■ **TASK INPUT**:
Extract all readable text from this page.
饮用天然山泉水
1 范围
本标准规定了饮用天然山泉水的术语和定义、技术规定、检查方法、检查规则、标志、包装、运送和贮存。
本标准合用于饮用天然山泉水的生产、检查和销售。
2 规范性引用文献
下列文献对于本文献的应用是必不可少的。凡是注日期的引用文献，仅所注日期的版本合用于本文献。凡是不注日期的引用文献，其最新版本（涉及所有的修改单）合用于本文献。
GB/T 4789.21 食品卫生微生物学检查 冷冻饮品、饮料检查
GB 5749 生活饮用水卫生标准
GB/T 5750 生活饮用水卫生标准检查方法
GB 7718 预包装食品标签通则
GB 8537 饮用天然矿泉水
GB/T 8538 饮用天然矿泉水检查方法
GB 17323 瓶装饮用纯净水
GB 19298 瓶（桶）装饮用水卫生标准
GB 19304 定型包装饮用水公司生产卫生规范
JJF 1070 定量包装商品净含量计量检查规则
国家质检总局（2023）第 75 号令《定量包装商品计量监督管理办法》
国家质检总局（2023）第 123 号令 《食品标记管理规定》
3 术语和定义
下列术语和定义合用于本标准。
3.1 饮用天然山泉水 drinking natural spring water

■ **TO BE DONE**:
Reproduce all of the data exactly as given.

■ **ANSWER TO THIS EXERCISE**:
Extract all readable text from this page.
饮用天然山泉水
1 范围
本标准规定了饮用天然山泉水的术语和定义、技术规定、检查方法、检查规则、标志、包装、运送和贮存。
本标准合用于饮用天然山泉水的生产、检查和销售。
2 规范性引用文献
下列文献对于本文献的应用是必不可少的。凡是注日期的引用文献，仅所注日期的版本合用于本文献。凡是不注日期的引用文献，其最新版本（涉及所有的修改单）合用于本文献。
GB/T 4789.21 食品卫生微生物学检查 冷冻饮品、饮料检查
GB 5749 生活饮用水卫生标准
GB/T 5750 生活饮用水卫生标准检查方法
GB 7718 预包装食品标签通则
GB 8537 饮用天然矿泉水
GB/T 8538 饮用天然矿泉水检查方法
GB 17323 瓶装饮用纯净水
GB 19298 瓶（桶）装饮用水卫生标准
GB 19304 定型包装饮用水公司生产卫生规范
JJF 1070 定量包装商品净含量计量检查规则
国家质检总局（2023）第 75 号令《定量包装商品计量监督管理办法》
国家质检总局（2023）第 123 号令 《食品标记管理规定》
3 术语和定义
下列术语和定义合用于本标准。
3.1 饮用天然山泉水 drinking natural spring water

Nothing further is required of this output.